#### Region annotation records:
———

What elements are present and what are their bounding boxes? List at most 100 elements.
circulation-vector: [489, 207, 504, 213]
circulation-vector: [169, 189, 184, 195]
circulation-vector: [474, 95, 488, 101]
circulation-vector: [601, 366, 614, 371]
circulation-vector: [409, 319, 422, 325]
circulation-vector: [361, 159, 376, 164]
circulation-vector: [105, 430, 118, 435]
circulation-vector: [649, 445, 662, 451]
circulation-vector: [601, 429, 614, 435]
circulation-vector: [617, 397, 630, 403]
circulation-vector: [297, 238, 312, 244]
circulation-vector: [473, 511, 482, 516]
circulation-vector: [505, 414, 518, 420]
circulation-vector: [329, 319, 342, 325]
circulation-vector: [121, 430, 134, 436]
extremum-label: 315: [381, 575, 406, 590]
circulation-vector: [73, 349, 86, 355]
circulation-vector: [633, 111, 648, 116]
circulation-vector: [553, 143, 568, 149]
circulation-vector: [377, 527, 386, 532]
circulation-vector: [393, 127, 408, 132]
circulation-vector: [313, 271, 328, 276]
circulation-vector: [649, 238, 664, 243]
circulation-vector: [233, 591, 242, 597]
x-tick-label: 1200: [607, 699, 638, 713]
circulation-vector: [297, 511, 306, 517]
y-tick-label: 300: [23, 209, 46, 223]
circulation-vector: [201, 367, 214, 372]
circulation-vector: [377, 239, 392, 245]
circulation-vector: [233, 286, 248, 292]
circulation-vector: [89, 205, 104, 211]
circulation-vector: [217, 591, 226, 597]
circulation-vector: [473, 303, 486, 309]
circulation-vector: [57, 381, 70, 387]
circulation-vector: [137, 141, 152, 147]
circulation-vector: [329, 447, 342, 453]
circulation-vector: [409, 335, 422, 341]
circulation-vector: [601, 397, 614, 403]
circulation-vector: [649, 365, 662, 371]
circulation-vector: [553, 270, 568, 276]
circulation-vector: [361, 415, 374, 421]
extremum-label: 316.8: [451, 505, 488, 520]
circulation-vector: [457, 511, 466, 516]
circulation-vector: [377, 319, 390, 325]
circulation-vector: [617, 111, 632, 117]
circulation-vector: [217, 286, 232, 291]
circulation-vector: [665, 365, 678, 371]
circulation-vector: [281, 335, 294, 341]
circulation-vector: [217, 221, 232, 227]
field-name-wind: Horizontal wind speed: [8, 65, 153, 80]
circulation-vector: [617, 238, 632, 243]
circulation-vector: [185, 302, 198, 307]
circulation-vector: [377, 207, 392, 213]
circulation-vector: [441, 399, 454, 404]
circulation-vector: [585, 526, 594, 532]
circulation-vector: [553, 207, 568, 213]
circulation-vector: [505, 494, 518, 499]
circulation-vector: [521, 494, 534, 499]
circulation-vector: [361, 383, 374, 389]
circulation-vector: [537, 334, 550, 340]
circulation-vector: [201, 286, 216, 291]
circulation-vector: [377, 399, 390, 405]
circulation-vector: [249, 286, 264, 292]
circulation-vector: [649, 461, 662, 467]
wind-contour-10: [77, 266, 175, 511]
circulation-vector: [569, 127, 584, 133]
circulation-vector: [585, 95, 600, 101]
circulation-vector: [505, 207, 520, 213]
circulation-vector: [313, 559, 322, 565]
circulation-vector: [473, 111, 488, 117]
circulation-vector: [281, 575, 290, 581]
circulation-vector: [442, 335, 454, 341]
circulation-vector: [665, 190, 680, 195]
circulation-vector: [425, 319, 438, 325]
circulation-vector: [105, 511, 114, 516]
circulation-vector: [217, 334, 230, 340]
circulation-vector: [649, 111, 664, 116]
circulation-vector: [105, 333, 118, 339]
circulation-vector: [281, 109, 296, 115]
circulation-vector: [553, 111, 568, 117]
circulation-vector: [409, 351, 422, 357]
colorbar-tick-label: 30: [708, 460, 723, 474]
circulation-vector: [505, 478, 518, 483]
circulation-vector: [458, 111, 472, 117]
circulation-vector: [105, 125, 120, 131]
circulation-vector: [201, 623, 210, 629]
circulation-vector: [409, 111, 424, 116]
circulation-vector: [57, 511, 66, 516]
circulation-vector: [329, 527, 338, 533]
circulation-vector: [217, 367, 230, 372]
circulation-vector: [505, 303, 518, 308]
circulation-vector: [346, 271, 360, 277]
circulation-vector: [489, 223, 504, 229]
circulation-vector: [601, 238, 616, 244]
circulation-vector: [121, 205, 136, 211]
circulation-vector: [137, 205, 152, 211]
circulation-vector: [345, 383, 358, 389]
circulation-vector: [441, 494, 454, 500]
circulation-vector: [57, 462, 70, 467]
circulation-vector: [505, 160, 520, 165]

———

Copy the records above line for line without any changes.

What elements are present and what are their bounding boxes? List at most 100 elements.
circulation-vector: [489, 207, 504, 213]
circulation-vector: [169, 189, 184, 195]
circulation-vector: [474, 95, 488, 101]
circulation-vector: [601, 366, 614, 371]
circulation-vector: [409, 319, 422, 325]
circulation-vector: [361, 159, 376, 164]
circulation-vector: [105, 430, 118, 435]
circulation-vector: [649, 445, 662, 451]
circulation-vector: [601, 429, 614, 435]
circulation-vector: [617, 397, 630, 403]
circulation-vector: [297, 238, 312, 244]
circulation-vector: [473, 511, 482, 516]
circulation-vector: [505, 414, 518, 420]
circulation-vector: [329, 319, 342, 325]
circulation-vector: [121, 430, 134, 436]
extremum-label: 315: [381, 575, 406, 590]
circulation-vector: [73, 349, 86, 355]
circulation-vector: [633, 111, 648, 116]
circulation-vector: [553, 143, 568, 149]
circulation-vector: [377, 527, 386, 532]
circulation-vector: [393, 127, 408, 132]
circulation-vector: [313, 271, 328, 276]
circulation-vector: [649, 238, 664, 243]
circulation-vector: [233, 591, 242, 597]
x-tick-label: 1200: [607, 699, 638, 713]
circulation-vector: [297, 511, 306, 517]
y-tick-label: 300: [23, 209, 46, 223]
circulation-vector: [201, 367, 214, 372]
circulation-vector: [377, 239, 392, 245]
circulation-vector: [233, 286, 248, 292]
circulation-vector: [89, 205, 104, 211]
circulation-vector: [217, 591, 226, 597]
circulation-vector: [473, 303, 486, 309]
circulation-vector: [57, 381, 70, 387]
circulation-vector: [137, 141, 152, 147]
circulation-vector: [329, 447, 342, 453]
circulation-vector: [409, 335, 422, 341]
circulation-vector: [601, 397, 614, 403]
circulation-vector: [649, 365, 662, 371]
circulation-vector: [553, 270, 568, 276]
circulation-vector: [361, 415, 374, 421]
extremum-label: 316.8: [451, 505, 488, 520]
circulation-vector: [457, 511, 466, 516]
circulation-vector: [377, 319, 390, 325]
circulation-vector: [617, 111, 632, 117]
circulation-vector: [217, 286, 232, 291]
circulation-vector: [665, 365, 678, 371]
circulation-vector: [281, 335, 294, 341]
circulation-vector: [217, 221, 232, 227]
field-name-wind: Horizontal wind speed: [8, 65, 153, 80]
circulation-vector: [617, 238, 632, 243]
circulation-vector: [185, 302, 198, 307]
circulation-vector: [377, 207, 392, 213]
circulation-vector: [441, 399, 454, 404]
circulation-vector: [585, 526, 594, 532]
circulation-vector: [553, 207, 568, 213]
circulation-vector: [505, 494, 518, 499]
circulation-vector: [521, 494, 534, 499]
circulation-vector: [361, 383, 374, 389]
circulation-vector: [537, 334, 550, 340]
circulation-vector: [201, 286, 216, 291]
circulation-vector: [377, 399, 390, 405]
circulation-vector: [249, 286, 264, 292]
circulation-vector: [649, 461, 662, 467]
wind-contour-10: [77, 266, 175, 511]
circulation-vector: [569, 127, 584, 133]
circulation-vector: [585, 95, 600, 101]
circulation-vector: [505, 207, 520, 213]
circulation-vector: [313, 559, 322, 565]
circulation-vector: [473, 111, 488, 117]
circulation-vector: [281, 575, 290, 581]
circulation-vector: [442, 335, 454, 341]
circulation-vector: [665, 190, 680, 195]
circulation-vector: [425, 319, 438, 325]
circulation-vector: [105, 511, 114, 516]
circulation-vector: [217, 334, 230, 340]
circulation-vector: [649, 111, 664, 116]
circulation-vector: [105, 333, 118, 339]
circulation-vector: [281, 109, 296, 115]
circulation-vector: [553, 111, 568, 117]
circulation-vector: [409, 351, 422, 357]
colorbar-tick-label: 30: [708, 460, 723, 474]
circulation-vector: [505, 478, 518, 483]
circulation-vector: [458, 111, 472, 117]
circulation-vector: [105, 125, 120, 131]
circulation-vector: [201, 623, 210, 629]
circulation-vector: [409, 111, 424, 116]
circulation-vector: [57, 511, 66, 516]
circulation-vector: [329, 527, 338, 533]
circulation-vector: [217, 367, 230, 372]
circulation-vector: [505, 303, 518, 308]
circulation-vector: [346, 271, 360, 277]
circulation-vector: [489, 223, 504, 229]
circulation-vector: [601, 238, 616, 244]
circulation-vector: [121, 205, 136, 211]
circulation-vector: [137, 205, 152, 211]
circulation-vector: [345, 383, 358, 389]
circulation-vector: [441, 494, 454, 500]
circulation-vector: [57, 462, 70, 467]
circulation-vector: [505, 160, 520, 165]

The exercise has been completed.